**Stated task**
Here are some records; copy every line that holds the word "structured".
☆ ☆ ☆ ☆
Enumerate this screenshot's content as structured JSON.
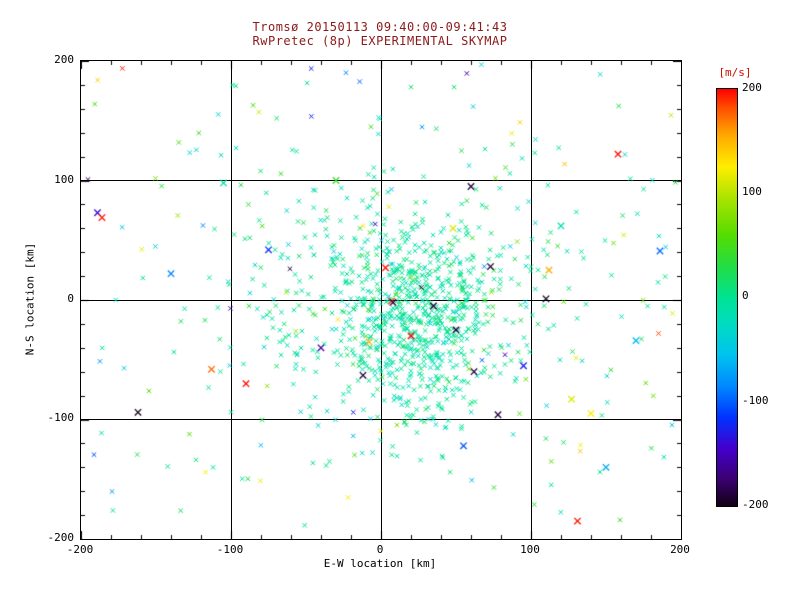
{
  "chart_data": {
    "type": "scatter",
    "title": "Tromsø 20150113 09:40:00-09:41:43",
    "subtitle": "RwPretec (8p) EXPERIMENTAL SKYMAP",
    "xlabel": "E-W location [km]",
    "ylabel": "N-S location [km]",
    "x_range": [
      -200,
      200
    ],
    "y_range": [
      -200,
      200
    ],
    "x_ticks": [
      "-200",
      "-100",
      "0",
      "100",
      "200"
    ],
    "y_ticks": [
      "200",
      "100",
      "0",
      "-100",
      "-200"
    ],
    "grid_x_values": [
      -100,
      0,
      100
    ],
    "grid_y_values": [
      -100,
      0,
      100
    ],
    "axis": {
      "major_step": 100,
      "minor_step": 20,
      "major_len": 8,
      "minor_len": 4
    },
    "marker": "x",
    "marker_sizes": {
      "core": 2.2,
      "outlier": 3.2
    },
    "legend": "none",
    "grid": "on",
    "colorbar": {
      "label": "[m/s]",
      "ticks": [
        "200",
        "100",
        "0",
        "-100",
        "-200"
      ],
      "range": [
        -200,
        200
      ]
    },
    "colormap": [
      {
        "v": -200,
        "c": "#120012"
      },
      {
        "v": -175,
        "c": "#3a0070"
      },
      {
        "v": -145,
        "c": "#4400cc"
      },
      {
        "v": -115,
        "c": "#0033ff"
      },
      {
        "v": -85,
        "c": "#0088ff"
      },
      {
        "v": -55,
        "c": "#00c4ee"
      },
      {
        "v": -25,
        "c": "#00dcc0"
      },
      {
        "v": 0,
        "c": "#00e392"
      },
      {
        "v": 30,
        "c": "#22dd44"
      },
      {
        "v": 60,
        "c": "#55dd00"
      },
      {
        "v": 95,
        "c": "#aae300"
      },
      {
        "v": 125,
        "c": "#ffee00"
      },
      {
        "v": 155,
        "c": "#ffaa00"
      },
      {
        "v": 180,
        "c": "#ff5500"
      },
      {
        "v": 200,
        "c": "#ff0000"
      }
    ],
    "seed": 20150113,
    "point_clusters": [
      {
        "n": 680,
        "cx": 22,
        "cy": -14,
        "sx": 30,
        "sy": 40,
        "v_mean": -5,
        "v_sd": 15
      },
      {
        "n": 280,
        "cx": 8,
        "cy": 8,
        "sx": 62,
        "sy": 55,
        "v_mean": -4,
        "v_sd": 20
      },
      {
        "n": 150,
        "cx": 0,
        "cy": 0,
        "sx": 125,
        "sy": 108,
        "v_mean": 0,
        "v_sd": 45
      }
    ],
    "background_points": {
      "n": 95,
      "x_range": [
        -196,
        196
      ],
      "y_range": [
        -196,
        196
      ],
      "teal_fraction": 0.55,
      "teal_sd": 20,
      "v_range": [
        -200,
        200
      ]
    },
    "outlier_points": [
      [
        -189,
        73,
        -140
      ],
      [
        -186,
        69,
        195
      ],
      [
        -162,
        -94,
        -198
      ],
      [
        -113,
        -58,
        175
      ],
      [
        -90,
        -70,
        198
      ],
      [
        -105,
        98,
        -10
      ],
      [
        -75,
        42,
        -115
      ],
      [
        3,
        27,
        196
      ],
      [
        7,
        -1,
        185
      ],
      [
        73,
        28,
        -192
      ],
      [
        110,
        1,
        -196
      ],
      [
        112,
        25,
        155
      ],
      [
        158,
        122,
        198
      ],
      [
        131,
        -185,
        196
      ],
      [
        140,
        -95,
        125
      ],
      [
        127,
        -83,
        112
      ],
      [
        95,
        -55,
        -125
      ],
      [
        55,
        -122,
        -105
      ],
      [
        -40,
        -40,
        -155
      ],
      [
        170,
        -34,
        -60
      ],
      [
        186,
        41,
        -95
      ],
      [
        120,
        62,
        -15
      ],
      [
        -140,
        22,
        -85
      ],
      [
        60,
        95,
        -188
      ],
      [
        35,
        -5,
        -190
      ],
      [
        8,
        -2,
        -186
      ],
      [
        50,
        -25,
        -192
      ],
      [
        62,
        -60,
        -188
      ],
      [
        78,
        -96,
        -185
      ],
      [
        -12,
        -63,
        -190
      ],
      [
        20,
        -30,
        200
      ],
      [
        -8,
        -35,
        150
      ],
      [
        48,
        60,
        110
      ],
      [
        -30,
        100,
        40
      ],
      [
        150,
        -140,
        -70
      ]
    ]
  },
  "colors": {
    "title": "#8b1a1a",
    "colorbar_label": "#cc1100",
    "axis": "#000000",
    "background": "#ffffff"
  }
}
☆ ☆ ☆ ☆
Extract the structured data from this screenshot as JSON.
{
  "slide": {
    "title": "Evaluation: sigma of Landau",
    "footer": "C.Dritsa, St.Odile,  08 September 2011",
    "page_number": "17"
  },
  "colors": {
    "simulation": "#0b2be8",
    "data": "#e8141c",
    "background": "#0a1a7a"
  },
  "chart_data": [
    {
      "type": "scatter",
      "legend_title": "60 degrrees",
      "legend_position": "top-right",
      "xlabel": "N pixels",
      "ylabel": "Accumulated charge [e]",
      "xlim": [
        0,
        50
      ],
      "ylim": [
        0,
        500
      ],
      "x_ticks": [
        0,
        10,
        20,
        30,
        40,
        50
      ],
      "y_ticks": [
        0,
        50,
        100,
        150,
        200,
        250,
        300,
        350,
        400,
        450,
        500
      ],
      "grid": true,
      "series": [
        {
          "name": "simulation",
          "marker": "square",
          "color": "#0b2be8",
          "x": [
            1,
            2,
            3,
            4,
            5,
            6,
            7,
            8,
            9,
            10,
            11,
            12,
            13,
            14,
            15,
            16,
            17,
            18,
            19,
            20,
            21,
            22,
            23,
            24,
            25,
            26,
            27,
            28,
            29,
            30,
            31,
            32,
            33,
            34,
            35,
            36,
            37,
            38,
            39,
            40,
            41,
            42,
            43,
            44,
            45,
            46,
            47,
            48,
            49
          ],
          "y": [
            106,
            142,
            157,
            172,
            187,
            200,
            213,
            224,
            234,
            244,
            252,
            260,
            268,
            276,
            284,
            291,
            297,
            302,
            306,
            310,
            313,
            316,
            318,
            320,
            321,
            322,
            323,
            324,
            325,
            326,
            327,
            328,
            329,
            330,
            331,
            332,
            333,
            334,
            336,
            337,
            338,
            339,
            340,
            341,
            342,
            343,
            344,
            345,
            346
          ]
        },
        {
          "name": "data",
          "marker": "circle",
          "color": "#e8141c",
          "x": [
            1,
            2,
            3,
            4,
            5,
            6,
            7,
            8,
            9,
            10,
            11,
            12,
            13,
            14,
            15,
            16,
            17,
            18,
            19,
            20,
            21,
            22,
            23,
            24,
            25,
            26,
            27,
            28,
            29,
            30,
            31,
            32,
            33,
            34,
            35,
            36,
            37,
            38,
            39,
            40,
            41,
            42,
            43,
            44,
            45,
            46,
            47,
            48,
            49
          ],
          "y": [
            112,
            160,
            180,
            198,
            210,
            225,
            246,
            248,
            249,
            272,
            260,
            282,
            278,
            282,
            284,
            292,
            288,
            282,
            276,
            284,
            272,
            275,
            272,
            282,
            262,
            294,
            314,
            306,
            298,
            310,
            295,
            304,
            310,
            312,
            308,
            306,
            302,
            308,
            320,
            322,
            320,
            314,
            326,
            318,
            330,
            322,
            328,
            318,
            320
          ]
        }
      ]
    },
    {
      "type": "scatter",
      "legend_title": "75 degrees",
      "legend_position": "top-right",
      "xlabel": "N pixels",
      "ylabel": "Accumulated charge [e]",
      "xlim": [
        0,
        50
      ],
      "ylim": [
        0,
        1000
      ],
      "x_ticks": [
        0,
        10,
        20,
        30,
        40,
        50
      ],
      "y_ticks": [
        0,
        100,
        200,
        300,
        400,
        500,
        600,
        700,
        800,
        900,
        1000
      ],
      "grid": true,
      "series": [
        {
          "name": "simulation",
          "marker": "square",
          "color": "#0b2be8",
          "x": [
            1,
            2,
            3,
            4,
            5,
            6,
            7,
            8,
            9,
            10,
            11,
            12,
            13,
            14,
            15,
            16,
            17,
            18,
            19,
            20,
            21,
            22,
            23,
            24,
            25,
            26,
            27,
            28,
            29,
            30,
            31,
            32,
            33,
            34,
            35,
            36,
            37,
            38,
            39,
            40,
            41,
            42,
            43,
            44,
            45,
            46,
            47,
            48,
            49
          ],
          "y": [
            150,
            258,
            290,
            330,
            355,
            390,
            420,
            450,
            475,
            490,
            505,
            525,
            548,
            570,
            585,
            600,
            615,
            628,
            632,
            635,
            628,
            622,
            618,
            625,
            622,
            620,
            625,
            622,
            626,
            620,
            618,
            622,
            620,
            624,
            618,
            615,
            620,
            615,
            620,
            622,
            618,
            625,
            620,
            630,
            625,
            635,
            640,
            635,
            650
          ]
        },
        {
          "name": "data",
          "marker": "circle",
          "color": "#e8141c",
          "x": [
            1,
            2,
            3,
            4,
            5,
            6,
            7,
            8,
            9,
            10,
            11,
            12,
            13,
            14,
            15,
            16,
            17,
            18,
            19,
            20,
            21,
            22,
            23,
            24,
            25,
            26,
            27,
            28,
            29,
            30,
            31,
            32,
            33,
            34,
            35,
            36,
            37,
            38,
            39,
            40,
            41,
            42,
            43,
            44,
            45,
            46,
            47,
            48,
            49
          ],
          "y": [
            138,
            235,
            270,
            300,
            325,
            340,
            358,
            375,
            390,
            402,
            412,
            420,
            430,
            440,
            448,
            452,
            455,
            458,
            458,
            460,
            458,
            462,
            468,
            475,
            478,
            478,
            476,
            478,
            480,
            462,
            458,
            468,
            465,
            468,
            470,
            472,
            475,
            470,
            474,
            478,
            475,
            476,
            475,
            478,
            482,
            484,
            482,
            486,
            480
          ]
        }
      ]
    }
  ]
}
☆ ☆ ☆ ☆
**Written answer**
Enumerate this screenshot's content as structured JSON.
Extract the structured data from this screenshot as JSON.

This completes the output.